--- WHAT THE EXERCISE ASKS ---
Print all the data, keeping every line exactly as it is.

[Start]

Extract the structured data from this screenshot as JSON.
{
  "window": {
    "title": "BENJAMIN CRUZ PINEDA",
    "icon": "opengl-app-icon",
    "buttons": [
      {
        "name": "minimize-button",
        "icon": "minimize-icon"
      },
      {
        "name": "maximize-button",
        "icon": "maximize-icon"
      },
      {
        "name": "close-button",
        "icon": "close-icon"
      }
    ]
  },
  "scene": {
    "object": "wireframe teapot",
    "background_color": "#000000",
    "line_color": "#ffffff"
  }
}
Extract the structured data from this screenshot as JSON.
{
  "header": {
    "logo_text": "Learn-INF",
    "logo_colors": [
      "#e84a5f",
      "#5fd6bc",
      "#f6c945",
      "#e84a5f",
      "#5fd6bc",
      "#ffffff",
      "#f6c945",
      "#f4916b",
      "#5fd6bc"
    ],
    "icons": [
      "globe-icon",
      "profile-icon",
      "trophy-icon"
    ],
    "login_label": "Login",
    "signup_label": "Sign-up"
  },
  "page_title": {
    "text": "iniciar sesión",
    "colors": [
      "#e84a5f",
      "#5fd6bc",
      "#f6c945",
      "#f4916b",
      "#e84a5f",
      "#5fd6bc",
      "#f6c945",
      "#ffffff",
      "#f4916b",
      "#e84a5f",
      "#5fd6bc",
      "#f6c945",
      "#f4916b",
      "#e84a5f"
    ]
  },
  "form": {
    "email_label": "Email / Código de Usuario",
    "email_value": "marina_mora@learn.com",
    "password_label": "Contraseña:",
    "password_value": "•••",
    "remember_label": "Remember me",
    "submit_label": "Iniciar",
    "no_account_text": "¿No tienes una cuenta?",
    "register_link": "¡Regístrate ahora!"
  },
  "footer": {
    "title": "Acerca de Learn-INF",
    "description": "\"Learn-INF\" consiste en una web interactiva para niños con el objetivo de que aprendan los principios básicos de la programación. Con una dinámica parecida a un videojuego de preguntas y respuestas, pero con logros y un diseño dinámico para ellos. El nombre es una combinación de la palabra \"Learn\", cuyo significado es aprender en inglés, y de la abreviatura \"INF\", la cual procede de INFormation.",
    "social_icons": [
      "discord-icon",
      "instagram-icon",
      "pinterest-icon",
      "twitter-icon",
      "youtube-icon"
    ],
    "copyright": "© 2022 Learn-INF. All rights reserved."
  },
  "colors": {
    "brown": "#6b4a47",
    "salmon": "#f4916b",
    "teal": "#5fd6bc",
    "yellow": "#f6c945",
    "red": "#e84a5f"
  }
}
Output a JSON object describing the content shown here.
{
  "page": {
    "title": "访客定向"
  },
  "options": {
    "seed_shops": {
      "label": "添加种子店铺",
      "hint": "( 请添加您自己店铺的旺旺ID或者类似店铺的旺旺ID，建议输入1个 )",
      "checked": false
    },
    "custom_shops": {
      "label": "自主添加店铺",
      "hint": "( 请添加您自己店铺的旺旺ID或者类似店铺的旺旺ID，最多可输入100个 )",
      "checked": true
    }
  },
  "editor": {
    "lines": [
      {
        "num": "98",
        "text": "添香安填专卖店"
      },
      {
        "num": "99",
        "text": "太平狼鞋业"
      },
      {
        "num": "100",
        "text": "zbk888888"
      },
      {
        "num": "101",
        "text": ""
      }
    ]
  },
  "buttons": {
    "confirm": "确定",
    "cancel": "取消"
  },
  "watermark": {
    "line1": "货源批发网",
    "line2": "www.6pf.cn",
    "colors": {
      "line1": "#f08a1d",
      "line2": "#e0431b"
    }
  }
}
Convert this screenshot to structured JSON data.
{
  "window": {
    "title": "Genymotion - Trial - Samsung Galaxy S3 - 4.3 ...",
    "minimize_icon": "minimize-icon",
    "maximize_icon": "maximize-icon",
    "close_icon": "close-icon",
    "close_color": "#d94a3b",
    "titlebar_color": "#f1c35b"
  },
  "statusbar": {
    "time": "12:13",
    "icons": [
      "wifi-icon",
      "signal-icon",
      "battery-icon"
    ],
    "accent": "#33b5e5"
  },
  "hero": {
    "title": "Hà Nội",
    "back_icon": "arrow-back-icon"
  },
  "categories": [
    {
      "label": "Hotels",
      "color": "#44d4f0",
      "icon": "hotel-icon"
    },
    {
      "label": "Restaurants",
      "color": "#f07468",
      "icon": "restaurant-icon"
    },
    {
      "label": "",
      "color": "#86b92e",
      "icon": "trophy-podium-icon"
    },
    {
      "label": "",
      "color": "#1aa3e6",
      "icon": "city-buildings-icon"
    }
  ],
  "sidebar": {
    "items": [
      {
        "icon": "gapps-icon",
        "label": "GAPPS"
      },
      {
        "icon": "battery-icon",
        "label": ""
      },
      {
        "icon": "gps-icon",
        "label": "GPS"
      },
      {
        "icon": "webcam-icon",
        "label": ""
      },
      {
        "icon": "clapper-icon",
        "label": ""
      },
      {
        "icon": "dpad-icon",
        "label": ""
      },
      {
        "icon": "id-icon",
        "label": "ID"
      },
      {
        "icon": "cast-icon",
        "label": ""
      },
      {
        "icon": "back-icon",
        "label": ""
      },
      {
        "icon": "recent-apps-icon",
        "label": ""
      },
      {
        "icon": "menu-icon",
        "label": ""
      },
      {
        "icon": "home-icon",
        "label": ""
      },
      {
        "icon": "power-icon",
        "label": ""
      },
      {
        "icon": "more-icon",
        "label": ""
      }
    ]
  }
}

[End]

--- RESPONSE ---
Extract the structured data from this screenshot as JSON.
{
  "window": {
    "title": "BENJAMIN CRUZ PINEDA",
    "icon": "opengl-app-icon",
    "buttons": [
      {
        "name": "minimize-button",
        "icon": "minimize-icon"
      },
      {
        "name": "maximize-button",
        "icon": "maximize-icon"
      },
      {
        "name": "close-button",
        "icon": "close-icon"
      }
    ]
  },
  "scene": {
    "object": "wireframe teapot",
    "background_color": "#000000",
    "line_color": "#ffffff"
  }
}
Extract the structured data from this screenshot as JSON.
{
  "header": {
    "logo_text": "Learn-INF",
    "logo_colors": [
      "#e84a5f",
      "#5fd6bc",
      "#f6c945",
      "#e84a5f",
      "#5fd6bc",
      "#ffffff",
      "#f6c945",
      "#f4916b",
      "#5fd6bc"
    ],
    "icons": [
      "globe-icon",
      "profile-icon",
      "trophy-icon"
    ],
    "login_label": "Login",
    "signup_label": "Sign-up"
  },
  "page_title": {
    "text": "iniciar sesión",
    "colors": [
      "#e84a5f",
      "#5fd6bc",
      "#f6c945",
      "#f4916b",
      "#e84a5f",
      "#5fd6bc",
      "#f6c945",
      "#ffffff",
      "#f4916b",
      "#e84a5f",
      "#5fd6bc",
      "#f6c945",
      "#f4916b",
      "#e84a5f"
    ]
  },
  "form": {
    "email_label": "Email / Código de Usuario",
    "email_value": "marina_mora@learn.com",
    "password_label": "Contraseña:",
    "password_value": "•••",
    "remember_label": "Remember me",
    "submit_label": "Iniciar",
    "no_account_text": "¿No tienes una cuenta?",
    "register_link": "¡Regístrate ahora!"
  },
  "footer": {
    "title": "Acerca de Learn-INF",
    "description": "\"Learn-INF\" consiste en una web interactiva para niños con el objetivo de que aprendan los principios básicos de la programación. Con una dinámica parecida a un videojuego de preguntas y respuestas, pero con logros y un diseño dinámico para ellos. El nombre es una combinación de la palabra \"Learn\", cuyo significado es aprender en inglés, y de la abreviatura \"INF\", la cual procede de INFormation.",
    "social_icons": [
      "discord-icon",
      "instagram-icon",
      "pinterest-icon",
      "twitter-icon",
      "youtube-icon"
    ],
    "copyright": "© 2022 Learn-INF. All rights reserved."
  },
  "colors": {
    "brown": "#6b4a47",
    "salmon": "#f4916b",
    "teal": "#5fd6bc",
    "yellow": "#f6c945",
    "red": "#e84a5f"
  }
}
Output a JSON object describing the content shown here.
{
  "page": {
    "title": "访客定向"
  },
  "options": {
    "seed_shops": {
      "label": "添加种子店铺",
      "hint": "( 请添加您自己店铺的旺旺ID或者类似店铺的旺旺ID，建议输入1个 )",
      "checked": false
    },
    "custom_shops": {
      "label": "自主添加店铺",
      "hint": "( 请添加您自己店铺的旺旺ID或者类似店铺的旺旺ID，最多可输入100个 )",
      "checked": true
    }
  },
  "editor": {
    "lines": [
      {
        "num": "98",
        "text": "添香安填专卖店"
      },
      {
        "num": "99",
        "text": "太平狼鞋业"
      },
      {
        "num": "100",
        "text": "zbk888888"
      },
      {
        "num": "101",
        "text": ""
      }
    ]
  },
  "buttons": {
    "confirm": "确定",
    "cancel": "取消"
  },
  "watermark": {
    "line1": "货源批发网",
    "line2": "www.6pf.cn",
    "colors": {
      "line1": "#f08a1d",
      "line2": "#e0431b"
    }
  }
}
Convert this screenshot to structured JSON data.
{
  "window": {
    "title": "Genymotion - Trial - Samsung Galaxy S3 - 4.3 ...",
    "minimize_icon": "minimize-icon",
    "maximize_icon": "maximize-icon",
    "close_icon": "close-icon",
    "close_color": "#d94a3b",
    "titlebar_color": "#f1c35b"
  },
  "statusbar": {
    "time": "12:13",
    "icons": [
      "wifi-icon",
      "signal-icon",
      "battery-icon"
    ],
    "accent": "#33b5e5"
  },
  "hero": {
    "title": "Hà Nội",
    "back_icon": "arrow-back-icon"
  },
  "categories": [
    {
      "label": "Hotels",
      "color": "#44d4f0",
      "icon": "hotel-icon"
    },
    {
      "label": "Restaurants",
      "color": "#f07468",
      "icon": "restaurant-icon"
    },
    {
      "label": "",
      "color": "#86b92e",
      "icon": "trophy-podium-icon"
    },
    {
      "label": "",
      "color": "#1aa3e6",
      "icon": "city-buildings-icon"
    }
  ],
  "sidebar": {
    "items": [
      {
        "icon": "gapps-icon",
        "label": "GAPPS"
      },
      {
        "icon": "battery-icon",
        "label": ""
      },
      {
        "icon": "gps-icon",
        "label": "GPS"
      },
      {
        "icon": "webcam-icon",
        "label": ""
      },
      {
        "icon": "clapper-icon",
        "label": ""
      },
      {
        "icon": "dpad-icon",
        "label": ""
      },
      {
        "icon": "id-icon",
        "label": "ID"
      },
      {
        "icon": "cast-icon",
        "label": ""
      },
      {
        "icon": "back-icon",
        "label": ""
      },
      {
        "icon": "recent-apps-icon",
        "label": ""
      },
      {
        "icon": "menu-icon",
        "label": ""
      },
      {
        "icon": "home-icon",
        "label": ""
      },
      {
        "icon": "power-icon",
        "label": ""
      },
      {
        "icon": "more-icon",
        "label": ""
      }
    ]
  }
}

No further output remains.